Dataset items
--- --- ---
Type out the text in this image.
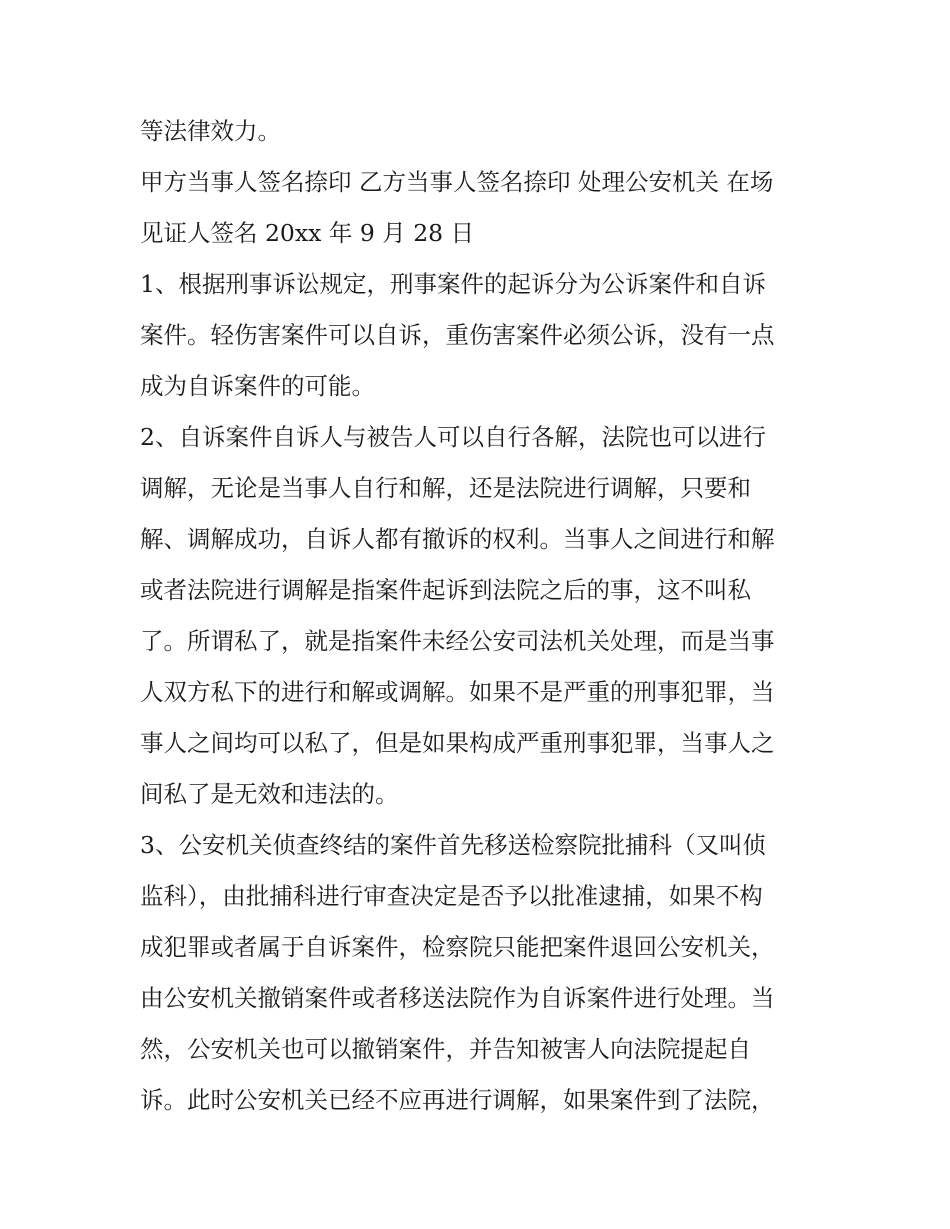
等法律效力。
甲方当事人签名捺印 乙方当事人签名捺印 处理公安机关 在场
见证人签名 20xx 年 9 月 28 日
1、根据刑事诉讼规定，刑事案件的起诉分为公诉案件和自诉
案件。轻伤害案件可以自诉，重伤害案件必须公诉，没有一点
成为自诉案件的可能。
2、自诉案件自诉人与被告人可以自行各解，法院也可以进行
调解，无论是当事人自行和解，还是法院进行调解，只要和
解、调解成功，自诉人都有撤诉的权利。当事人之间进行和解
或者法院进行调解是指案件起诉到法院之后的事，这不叫私
了。所谓私了，就是指案件未经公安司法机关处理，而是当事
人双方私下的进行和解或调解。如果不是严重的刑事犯罪，当
事人之间均可以私了，但是如果构成严重刑事犯罪，当事人之
间私了是无效和违法的。
3、公安机关侦查终结的案件首先移送检察院批捕科（又叫侦
监科），由批捕科进行审查决定是否予以批准逮捕，如果不构
成犯罪或者属于自诉案件，检察院只能把案件退回公安机关，
由公安机关撤销案件或者移送法院作为自诉案件进行处理。当
然，公安机关也可以撤销案件，并告知被害人向法院提起自
诉。此时公安机关已经不应再进行调解，如果案件到了法院，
--- --- ---
» **Work to be completed**
Copy all the records above exactly, but leave out the pictures.

» **The answer**
Type out the text in this image.
等法律效力。
甲方当事人签名捺印 乙方当事人签名捺印 处理公安机关 在场
见证人签名 20xx 年 9 月 28 日
1、根据刑事诉讼规定，刑事案件的起诉分为公诉案件和自诉
案件。轻伤害案件可以自诉，重伤害案件必须公诉，没有一点
成为自诉案件的可能。
2、自诉案件自诉人与被告人可以自行各解，法院也可以进行
调解，无论是当事人自行和解，还是法院进行调解，只要和
解、调解成功，自诉人都有撤诉的权利。当事人之间进行和解
或者法院进行调解是指案件起诉到法院之后的事，这不叫私
了。所谓私了，就是指案件未经公安司法机关处理，而是当事
人双方私下的进行和解或调解。如果不是严重的刑事犯罪，当
事人之间均可以私了，但是如果构成严重刑事犯罪，当事人之
间私了是无效和违法的。
3、公安机关侦查终结的案件首先移送检察院批捕科（又叫侦
监科），由批捕科进行审查决定是否予以批准逮捕，如果不构
成犯罪或者属于自诉案件，检察院只能把案件退回公安机关，
由公安机关撤销案件或者移送法院作为自诉案件进行处理。当
然，公安机关也可以撤销案件，并告知被害人向法院提起自
诉。此时公安机关已经不应再进行调解，如果案件到了法院，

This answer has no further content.